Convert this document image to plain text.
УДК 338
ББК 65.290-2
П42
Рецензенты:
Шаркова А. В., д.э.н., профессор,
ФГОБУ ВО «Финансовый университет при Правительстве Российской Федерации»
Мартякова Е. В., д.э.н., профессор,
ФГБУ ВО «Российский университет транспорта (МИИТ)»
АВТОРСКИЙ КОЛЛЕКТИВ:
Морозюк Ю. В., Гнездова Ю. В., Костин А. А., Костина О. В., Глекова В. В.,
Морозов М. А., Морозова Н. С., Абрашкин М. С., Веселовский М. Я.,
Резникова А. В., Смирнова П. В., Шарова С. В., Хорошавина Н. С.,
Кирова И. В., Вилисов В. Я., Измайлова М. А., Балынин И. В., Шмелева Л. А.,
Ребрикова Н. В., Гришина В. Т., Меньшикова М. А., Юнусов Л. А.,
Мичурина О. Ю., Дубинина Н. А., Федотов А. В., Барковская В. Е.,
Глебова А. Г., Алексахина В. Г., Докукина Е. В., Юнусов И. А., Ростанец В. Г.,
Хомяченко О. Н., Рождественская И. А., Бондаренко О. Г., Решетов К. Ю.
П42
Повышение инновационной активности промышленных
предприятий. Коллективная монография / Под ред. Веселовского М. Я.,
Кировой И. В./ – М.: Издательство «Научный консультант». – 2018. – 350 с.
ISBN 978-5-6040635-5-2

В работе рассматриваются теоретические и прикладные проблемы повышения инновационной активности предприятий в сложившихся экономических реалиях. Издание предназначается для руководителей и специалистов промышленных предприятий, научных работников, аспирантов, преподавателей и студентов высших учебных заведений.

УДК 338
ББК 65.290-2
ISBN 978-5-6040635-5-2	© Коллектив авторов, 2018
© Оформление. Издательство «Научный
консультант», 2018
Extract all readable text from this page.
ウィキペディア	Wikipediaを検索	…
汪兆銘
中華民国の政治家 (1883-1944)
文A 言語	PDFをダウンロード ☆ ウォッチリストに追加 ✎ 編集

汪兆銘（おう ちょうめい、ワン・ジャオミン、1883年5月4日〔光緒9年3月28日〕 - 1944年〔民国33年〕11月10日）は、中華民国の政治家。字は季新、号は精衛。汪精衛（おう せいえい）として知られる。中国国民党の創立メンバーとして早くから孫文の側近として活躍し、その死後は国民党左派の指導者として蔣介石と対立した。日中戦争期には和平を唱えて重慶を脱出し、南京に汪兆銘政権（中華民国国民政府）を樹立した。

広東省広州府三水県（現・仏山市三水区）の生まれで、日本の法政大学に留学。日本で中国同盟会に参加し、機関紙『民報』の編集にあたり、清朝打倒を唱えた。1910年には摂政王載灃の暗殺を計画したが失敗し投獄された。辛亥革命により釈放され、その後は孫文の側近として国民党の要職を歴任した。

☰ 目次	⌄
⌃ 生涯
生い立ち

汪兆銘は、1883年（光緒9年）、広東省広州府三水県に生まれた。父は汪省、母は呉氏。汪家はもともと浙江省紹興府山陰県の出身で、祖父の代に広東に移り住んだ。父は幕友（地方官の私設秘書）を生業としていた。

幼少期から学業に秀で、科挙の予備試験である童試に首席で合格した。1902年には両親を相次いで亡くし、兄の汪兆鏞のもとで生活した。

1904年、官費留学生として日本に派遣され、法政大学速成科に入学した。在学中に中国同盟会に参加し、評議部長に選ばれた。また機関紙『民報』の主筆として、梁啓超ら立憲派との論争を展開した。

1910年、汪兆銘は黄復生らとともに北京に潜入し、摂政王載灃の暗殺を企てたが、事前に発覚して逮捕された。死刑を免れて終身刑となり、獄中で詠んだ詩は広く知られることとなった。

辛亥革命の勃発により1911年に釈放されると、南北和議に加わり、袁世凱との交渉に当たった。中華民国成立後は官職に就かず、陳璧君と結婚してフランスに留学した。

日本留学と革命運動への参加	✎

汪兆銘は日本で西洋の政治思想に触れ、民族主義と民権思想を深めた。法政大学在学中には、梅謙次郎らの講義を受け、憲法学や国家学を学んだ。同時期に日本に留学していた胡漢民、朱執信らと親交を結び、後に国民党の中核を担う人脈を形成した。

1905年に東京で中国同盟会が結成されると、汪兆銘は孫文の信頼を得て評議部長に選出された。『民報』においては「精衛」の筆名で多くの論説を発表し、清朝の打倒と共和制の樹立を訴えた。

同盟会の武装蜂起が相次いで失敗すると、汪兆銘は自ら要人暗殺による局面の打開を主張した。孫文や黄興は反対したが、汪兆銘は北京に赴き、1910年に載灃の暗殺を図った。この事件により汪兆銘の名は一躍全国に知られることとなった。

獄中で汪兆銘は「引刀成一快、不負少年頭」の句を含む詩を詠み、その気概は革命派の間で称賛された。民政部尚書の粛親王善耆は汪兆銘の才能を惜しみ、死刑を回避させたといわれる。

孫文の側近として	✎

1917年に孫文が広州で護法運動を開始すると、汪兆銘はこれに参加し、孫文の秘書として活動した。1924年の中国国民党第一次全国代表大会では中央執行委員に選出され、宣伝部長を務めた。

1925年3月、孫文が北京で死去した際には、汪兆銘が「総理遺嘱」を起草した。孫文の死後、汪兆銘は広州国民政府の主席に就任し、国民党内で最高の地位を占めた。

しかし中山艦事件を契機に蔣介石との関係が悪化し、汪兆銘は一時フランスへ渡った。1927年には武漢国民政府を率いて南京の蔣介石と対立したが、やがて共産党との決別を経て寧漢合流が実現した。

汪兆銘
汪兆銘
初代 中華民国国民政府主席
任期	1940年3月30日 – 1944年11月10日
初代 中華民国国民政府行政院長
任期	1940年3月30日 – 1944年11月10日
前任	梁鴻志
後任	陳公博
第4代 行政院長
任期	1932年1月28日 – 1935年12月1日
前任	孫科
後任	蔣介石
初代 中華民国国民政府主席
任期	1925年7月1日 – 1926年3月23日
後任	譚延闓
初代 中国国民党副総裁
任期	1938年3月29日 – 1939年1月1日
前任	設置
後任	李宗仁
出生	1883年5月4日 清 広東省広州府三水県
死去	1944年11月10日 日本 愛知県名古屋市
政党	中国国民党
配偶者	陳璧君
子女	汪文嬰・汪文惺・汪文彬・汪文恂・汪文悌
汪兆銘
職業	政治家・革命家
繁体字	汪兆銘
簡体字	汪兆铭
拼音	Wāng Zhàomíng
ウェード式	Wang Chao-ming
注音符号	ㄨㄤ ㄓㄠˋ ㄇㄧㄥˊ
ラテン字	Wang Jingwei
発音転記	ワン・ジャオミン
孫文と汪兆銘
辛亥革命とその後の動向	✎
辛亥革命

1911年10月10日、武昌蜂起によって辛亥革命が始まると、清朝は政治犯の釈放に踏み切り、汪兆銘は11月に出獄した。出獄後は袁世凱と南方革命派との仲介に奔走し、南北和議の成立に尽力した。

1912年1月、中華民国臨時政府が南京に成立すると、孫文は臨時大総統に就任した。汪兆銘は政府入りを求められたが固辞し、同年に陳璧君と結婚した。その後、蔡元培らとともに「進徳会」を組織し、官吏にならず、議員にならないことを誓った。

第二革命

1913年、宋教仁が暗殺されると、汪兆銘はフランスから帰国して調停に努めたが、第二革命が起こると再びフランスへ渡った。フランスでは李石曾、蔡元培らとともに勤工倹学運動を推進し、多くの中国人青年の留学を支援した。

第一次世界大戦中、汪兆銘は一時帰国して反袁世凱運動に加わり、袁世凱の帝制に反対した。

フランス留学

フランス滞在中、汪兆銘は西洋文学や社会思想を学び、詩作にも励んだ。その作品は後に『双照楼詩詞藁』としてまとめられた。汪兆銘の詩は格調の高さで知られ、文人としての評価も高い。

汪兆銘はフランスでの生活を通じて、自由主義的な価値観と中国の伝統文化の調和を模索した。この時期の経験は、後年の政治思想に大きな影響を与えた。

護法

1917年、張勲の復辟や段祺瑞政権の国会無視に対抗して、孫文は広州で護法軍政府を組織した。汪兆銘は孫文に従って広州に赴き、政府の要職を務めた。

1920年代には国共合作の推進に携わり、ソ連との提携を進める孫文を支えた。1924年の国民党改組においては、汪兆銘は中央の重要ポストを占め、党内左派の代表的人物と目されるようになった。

################

= Written problem =
Pull out each line of the entries that contains "text".

= Exercise result =
Convert this document image to plain text.
Extract all readable text from this page.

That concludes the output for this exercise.